(Element and box listings)
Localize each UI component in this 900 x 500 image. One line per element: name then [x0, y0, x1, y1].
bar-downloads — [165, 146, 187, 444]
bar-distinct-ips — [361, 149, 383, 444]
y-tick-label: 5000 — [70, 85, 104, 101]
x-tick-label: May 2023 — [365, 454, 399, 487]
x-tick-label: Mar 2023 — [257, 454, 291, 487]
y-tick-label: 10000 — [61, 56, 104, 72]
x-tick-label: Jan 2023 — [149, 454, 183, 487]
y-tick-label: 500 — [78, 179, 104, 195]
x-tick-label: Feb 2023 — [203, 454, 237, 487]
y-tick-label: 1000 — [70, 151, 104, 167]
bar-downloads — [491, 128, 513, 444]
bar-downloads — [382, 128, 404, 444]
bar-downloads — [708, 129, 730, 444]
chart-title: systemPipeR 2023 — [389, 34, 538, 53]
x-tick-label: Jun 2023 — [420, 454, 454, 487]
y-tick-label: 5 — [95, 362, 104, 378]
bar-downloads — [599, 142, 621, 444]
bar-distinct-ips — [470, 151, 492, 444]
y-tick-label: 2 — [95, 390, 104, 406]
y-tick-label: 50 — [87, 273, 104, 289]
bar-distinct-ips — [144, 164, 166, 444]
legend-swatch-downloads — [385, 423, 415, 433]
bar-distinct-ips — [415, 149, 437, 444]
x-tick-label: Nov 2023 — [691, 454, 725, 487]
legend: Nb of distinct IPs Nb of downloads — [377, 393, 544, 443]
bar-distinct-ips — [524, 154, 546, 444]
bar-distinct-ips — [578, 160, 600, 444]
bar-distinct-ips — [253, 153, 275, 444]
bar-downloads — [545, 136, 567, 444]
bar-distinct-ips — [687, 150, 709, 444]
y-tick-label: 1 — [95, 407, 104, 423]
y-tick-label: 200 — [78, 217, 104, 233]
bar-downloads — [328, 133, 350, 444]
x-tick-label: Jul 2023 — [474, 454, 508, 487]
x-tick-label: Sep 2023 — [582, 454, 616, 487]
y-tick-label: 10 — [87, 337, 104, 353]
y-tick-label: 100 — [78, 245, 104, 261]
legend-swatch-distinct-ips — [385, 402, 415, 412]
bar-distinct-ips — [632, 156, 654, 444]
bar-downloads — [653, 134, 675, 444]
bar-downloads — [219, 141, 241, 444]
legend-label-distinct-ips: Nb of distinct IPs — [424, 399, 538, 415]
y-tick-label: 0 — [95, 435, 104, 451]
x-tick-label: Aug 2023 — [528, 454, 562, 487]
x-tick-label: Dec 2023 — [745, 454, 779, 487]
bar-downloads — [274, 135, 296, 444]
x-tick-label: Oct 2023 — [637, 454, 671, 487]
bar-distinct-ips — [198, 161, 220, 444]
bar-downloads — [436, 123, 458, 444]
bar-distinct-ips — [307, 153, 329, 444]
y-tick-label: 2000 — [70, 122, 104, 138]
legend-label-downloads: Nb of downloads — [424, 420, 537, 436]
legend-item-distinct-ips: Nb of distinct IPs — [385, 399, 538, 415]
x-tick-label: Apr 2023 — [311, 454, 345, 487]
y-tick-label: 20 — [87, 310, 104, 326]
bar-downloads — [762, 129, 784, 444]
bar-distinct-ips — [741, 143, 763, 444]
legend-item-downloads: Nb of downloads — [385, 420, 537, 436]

### Problem
Repeat the records word for word, starting at the first line and ending at the line that contains "bar-downloads — [599, 142, 621, 444]", including that line.

### Full response
Localize each UI component in this 900 x 500 image. One line per element: name then [x0, y0, x1, y1].
bar-downloads — [165, 146, 187, 444]
bar-distinct-ips — [361, 149, 383, 444]
y-tick-label: 5000 — [70, 85, 104, 101]
x-tick-label: May 2023 — [365, 454, 399, 487]
x-tick-label: Mar 2023 — [257, 454, 291, 487]
y-tick-label: 10000 — [61, 56, 104, 72]
x-tick-label: Jan 2023 — [149, 454, 183, 487]
y-tick-label: 500 — [78, 179, 104, 195]
x-tick-label: Feb 2023 — [203, 454, 237, 487]
y-tick-label: 1000 — [70, 151, 104, 167]
bar-downloads — [491, 128, 513, 444]
bar-downloads — [382, 128, 404, 444]
bar-downloads — [708, 129, 730, 444]
chart-title: systemPipeR 2023 — [389, 34, 538, 53]
x-tick-label: Jun 2023 — [420, 454, 454, 487]
y-tick-label: 5 — [95, 362, 104, 378]
bar-downloads — [599, 142, 621, 444]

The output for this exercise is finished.